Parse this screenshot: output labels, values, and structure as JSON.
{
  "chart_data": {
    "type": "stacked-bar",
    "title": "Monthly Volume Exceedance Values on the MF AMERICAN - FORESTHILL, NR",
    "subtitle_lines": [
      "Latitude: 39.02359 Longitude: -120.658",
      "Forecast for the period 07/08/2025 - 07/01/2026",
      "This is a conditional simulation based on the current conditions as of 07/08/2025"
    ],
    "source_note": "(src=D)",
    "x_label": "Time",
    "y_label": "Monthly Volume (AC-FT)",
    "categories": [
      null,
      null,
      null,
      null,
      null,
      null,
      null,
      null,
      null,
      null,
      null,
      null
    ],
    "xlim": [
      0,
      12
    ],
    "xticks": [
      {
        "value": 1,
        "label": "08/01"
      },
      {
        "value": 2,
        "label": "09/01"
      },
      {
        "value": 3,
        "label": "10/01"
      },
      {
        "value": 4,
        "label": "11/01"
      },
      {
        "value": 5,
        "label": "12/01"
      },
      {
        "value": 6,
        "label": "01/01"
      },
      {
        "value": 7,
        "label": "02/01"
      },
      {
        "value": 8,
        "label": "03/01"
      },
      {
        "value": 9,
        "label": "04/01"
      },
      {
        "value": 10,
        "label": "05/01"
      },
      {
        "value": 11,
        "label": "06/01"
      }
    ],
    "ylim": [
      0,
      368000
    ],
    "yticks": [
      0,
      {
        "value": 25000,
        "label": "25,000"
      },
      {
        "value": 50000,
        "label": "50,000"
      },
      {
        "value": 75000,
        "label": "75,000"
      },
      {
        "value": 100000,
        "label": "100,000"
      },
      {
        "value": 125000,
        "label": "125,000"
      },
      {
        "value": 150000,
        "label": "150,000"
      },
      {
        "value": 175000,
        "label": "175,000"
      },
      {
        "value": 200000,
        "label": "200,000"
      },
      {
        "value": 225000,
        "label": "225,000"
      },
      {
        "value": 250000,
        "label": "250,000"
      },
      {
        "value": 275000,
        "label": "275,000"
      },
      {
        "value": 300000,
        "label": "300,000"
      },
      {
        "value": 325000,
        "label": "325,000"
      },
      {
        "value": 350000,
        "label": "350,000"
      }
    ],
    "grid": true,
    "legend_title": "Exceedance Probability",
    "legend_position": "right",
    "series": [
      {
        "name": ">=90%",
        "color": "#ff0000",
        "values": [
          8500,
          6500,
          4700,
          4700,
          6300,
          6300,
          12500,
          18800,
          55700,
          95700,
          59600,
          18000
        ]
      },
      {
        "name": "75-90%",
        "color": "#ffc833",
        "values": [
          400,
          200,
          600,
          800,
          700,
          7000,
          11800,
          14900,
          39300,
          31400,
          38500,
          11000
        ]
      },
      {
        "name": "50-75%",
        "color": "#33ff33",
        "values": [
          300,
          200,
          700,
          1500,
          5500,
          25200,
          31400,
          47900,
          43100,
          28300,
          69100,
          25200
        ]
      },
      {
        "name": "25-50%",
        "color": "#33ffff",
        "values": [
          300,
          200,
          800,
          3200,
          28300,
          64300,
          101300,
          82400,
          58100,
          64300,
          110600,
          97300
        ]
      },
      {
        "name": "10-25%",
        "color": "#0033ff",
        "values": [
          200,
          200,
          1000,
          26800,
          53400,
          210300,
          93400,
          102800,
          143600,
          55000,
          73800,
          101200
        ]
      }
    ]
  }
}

■ Directive ■
Transcribe the full listing above without leaving anything out.

■ Correct answer ■
Parse this screenshot: output labels, values, and structure as JSON.
{
  "chart_data": {
    "type": "stacked-bar",
    "title": "Monthly Volume Exceedance Values on the MF AMERICAN - FORESTHILL, NR",
    "subtitle_lines": [
      "Latitude: 39.02359 Longitude: -120.658",
      "Forecast for the period 07/08/2025 - 07/01/2026",
      "This is a conditional simulation based on the current conditions as of 07/08/2025"
    ],
    "source_note": "(src=D)",
    "x_label": "Time",
    "y_label": "Monthly Volume (AC-FT)",
    "categories": [
      null,
      null,
      null,
      null,
      null,
      null,
      null,
      null,
      null,
      null,
      null,
      null
    ],
    "xlim": [
      0,
      12
    ],
    "xticks": [
      {
        "value": 1,
        "label": "08/01"
      },
      {
        "value": 2,
        "label": "09/01"
      },
      {
        "value": 3,
        "label": "10/01"
      },
      {
        "value": 4,
        "label": "11/01"
      },
      {
        "value": 5,
        "label": "12/01"
      },
      {
        "value": 6,
        "label": "01/01"
      },
      {
        "value": 7,
        "label": "02/01"
      },
      {
        "value": 8,
        "label": "03/01"
      },
      {
        "value": 9,
        "label": "04/01"
      },
      {
        "value": 10,
        "label": "05/01"
      },
      {
        "value": 11,
        "label": "06/01"
      }
    ],
    "ylim": [
      0,
      368000
    ],
    "yticks": [
      0,
      {
        "value": 25000,
        "label": "25,000"
      },
      {
        "value": 50000,
        "label": "50,000"
      },
      {
        "value": 75000,
        "label": "75,000"
      },
      {
        "value": 100000,
        "label": "100,000"
      },
      {
        "value": 125000,
        "label": "125,000"
      },
      {
        "value": 150000,
        "label": "150,000"
      },
      {
        "value": 175000,
        "label": "175,000"
      },
      {
        "value": 200000,
        "label": "200,000"
      },
      {
        "value": 225000,
        "label": "225,000"
      },
      {
        "value": 250000,
        "label": "250,000"
      },
      {
        "value": 275000,
        "label": "275,000"
      },
      {
        "value": 300000,
        "label": "300,000"
      },
      {
        "value": 325000,
        "label": "325,000"
      },
      {
        "value": 350000,
        "label": "350,000"
      }
    ],
    "grid": true,
    "legend_title": "Exceedance Probability",
    "legend_position": "right",
    "series": [
      {
        "name": ">=90%",
        "color": "#ff0000",
        "values": [
          8500,
          6500,
          4700,
          4700,
          6300,
          6300,
          12500,
          18800,
          55700,
          95700,
          59600,
          18000
        ]
      },
      {
        "name": "75-90%",
        "color": "#ffc833",
        "values": [
          400,
          200,
          600,
          800,
          700,
          7000,
          11800,
          14900,
          39300,
          31400,
          38500,
          11000
        ]
      },
      {
        "name": "50-75%",
        "color": "#33ff33",
        "values": [
          300,
          200,
          700,
          1500,
          5500,
          25200,
          31400,
          47900,
          43100,
          28300,
          69100,
          25200
        ]
      },
      {
        "name": "25-50%",
        "color": "#33ffff",
        "values": [
          300,
          200,
          800,
          3200,
          28300,
          64300,
          101300,
          82400,
          58100,
          64300,
          110600,
          97300
        ]
      },
      {
        "name": "10-25%",
        "color": "#0033ff",
        "values": [
          200,
          200,
          1000,
          26800,
          53400,
          210300,
          93400,
          102800,
          143600,
          55000,
          73800,
          101200
        ]
      }
    ]
  }
}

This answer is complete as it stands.